• Given request
Copy the records below, substituting "x-tick-text" for every occurrence of "x-tick-label" and leaving everything else unchanged.

• Stored rows
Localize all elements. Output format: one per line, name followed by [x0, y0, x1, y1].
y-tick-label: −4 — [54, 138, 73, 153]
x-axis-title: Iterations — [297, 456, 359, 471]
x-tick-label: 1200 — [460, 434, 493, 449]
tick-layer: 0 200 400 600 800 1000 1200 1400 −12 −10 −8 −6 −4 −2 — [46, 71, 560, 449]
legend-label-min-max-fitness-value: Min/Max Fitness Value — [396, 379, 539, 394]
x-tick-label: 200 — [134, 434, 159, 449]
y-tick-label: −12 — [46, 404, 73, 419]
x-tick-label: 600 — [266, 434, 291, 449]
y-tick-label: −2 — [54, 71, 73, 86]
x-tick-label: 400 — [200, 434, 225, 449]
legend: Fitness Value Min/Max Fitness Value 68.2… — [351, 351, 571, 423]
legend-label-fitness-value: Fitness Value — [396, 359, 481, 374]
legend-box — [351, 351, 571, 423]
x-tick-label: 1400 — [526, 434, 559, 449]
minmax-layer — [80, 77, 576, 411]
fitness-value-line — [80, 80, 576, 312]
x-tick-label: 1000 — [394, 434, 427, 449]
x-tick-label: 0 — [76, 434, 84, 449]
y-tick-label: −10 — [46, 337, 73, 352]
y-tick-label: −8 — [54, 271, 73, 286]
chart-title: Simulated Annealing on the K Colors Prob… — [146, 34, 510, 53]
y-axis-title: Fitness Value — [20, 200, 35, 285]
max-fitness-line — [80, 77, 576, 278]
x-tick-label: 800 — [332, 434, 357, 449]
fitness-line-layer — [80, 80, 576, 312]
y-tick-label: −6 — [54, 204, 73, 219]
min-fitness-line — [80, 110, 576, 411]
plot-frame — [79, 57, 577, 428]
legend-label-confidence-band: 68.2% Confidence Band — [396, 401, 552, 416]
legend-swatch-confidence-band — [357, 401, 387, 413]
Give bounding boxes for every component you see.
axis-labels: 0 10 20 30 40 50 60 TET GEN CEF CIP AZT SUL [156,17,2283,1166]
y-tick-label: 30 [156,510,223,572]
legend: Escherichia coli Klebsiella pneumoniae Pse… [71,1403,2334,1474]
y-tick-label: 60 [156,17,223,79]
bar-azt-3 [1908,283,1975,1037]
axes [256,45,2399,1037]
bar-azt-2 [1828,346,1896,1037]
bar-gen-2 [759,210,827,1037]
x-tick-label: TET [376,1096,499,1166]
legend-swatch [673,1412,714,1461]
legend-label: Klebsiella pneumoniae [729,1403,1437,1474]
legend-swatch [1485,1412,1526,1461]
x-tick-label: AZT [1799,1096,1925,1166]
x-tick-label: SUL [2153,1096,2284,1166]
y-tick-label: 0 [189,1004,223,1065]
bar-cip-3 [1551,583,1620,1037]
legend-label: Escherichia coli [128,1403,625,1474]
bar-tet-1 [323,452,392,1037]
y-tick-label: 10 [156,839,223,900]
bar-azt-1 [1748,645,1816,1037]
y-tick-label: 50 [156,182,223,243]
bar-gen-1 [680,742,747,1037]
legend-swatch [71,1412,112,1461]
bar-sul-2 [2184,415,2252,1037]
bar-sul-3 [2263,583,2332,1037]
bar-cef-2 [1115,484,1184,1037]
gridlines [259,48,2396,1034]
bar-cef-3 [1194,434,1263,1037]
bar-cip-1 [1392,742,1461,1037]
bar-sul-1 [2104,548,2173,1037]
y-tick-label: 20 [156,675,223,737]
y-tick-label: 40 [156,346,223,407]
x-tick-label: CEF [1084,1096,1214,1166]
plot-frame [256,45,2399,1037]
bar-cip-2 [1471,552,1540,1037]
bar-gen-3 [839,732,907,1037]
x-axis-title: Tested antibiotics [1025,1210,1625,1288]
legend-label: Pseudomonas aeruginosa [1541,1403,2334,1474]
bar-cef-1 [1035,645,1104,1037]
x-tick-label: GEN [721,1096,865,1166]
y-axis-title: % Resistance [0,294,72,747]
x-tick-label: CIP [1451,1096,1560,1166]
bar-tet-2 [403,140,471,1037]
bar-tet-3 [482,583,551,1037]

• Result for this task
Localize all elements. Output format: one per line, name followed by [x0, y0, x1, y1].
y-tick-label: −4 — [54, 138, 73, 153]
x-axis-title: Iterations — [297, 456, 359, 471]
x-tick-text: 1200 — [460, 434, 493, 449]
tick-layer: 0 200 400 600 800 1000 1200 1400 −12 −10 −8 −6 −4 −2 — [46, 71, 560, 449]
legend-label-min-max-fitness-value: Min/Max Fitness Value — [396, 379, 539, 394]
x-tick-text: 200 — [134, 434, 159, 449]
y-tick-label: −12 — [46, 404, 73, 419]
x-tick-text: 600 — [266, 434, 291, 449]
y-tick-label: −2 — [54, 71, 73, 86]
x-tick-text: 400 — [200, 434, 225, 449]
legend: Fitness Value Min/Max Fitness Value 68.2… — [351, 351, 571, 423]
legend-label-fitness-value: Fitness Value — [396, 359, 481, 374]
legend-box — [351, 351, 571, 423]
x-tick-text: 1400 — [526, 434, 559, 449]
minmax-layer — [80, 77, 576, 411]
fitness-value-line — [80, 80, 576, 312]
x-tick-text: 1000 — [394, 434, 427, 449]
x-tick-text: 0 — [76, 434, 84, 449]
y-tick-label: −10 — [46, 337, 73, 352]
y-tick-label: −8 — [54, 271, 73, 286]
chart-title: Simulated Annealing on the K Colors Prob… — [146, 34, 510, 53]
y-axis-title: Fitness Value — [20, 200, 35, 285]
max-fitness-line — [80, 77, 576, 278]
x-tick-text: 800 — [332, 434, 357, 449]
fitness-line-layer — [80, 80, 576, 312]
y-tick-label: −6 — [54, 204, 73, 219]
min-fitness-line — [80, 110, 576, 411]
plot-frame — [79, 57, 577, 428]
legend-label-confidence-band: 68.2% Confidence Band — [396, 401, 552, 416]
legend-swatch-confidence-band — [357, 401, 387, 413]
Give bounding boxes for every component you see.
axis-labels: 0 10 20 30 40 50 60 TET GEN CEF CIP AZT SUL [156,17,2283,1166]
y-tick-label: 30 [156,510,223,572]
legend: Escherichia coli Klebsiella pneumoniae Pse… [71,1403,2334,1474]
y-tick-label: 60 [156,17,223,79]
bar-azt-3 [1908,283,1975,1037]
axes [256,45,2399,1037]
bar-azt-2 [1828,346,1896,1037]
bar-gen-2 [759,210,827,1037]
x-tick-text: TET [376,1096,499,1166]
legend-swatch [673,1412,714,1461]
legend-label: Klebsiella pneumoniae [729,1403,1437,1474]
legend-swatch [1485,1412,1526,1461]
x-tick-text: AZT [1799,1096,1925,1166]
x-tick-text: SUL [2153,1096,2284,1166]
y-tick-label: 0 [189,1004,223,1065]
bar-cip-3 [1551,583,1620,1037]
legend-label: Escherichia coli [128,1403,625,1474]
bar-tet-1 [323,452,392,1037]
y-tick-label: 10 [156,839,223,900]
bar-azt-1 [1748,645,1816,1037]
y-tick-label: 50 [156,182,223,243]
bar-gen-1 [680,742,747,1037]
legend-swatch [71,1412,112,1461]
bar-sul-2 [2184,415,2252,1037]
bar-sul-3 [2263,583,2332,1037]
bar-cef-2 [1115,484,1184,1037]
gridlines [259,48,2396,1034]
bar-cef-3 [1194,434,1263,1037]
bar-cip-1 [1392,742,1461,1037]
bar-sul-1 [2104,548,2173,1037]
y-tick-label: 20 [156,675,223,737]
y-tick-label: 40 [156,346,223,407]
x-tick-text: CEF [1084,1096,1214,1166]
plot-frame [256,45,2399,1037]
bar-cip-2 [1471,552,1540,1037]
bar-gen-3 [839,732,907,1037]
x-axis-title: Tested antibiotics [1025,1210,1625,1288]
legend-label: Pseudomonas aeruginosa [1541,1403,2334,1474]
bar-cef-1 [1035,645,1104,1037]
x-tick-text: GEN [721,1096,865,1166]
y-axis-title: % Resistance [0,294,72,747]
x-tick-text: CIP [1451,1096,1560,1166]
bar-tet-2 [403,140,471,1037]
bar-tet-3 [482,583,551,1037]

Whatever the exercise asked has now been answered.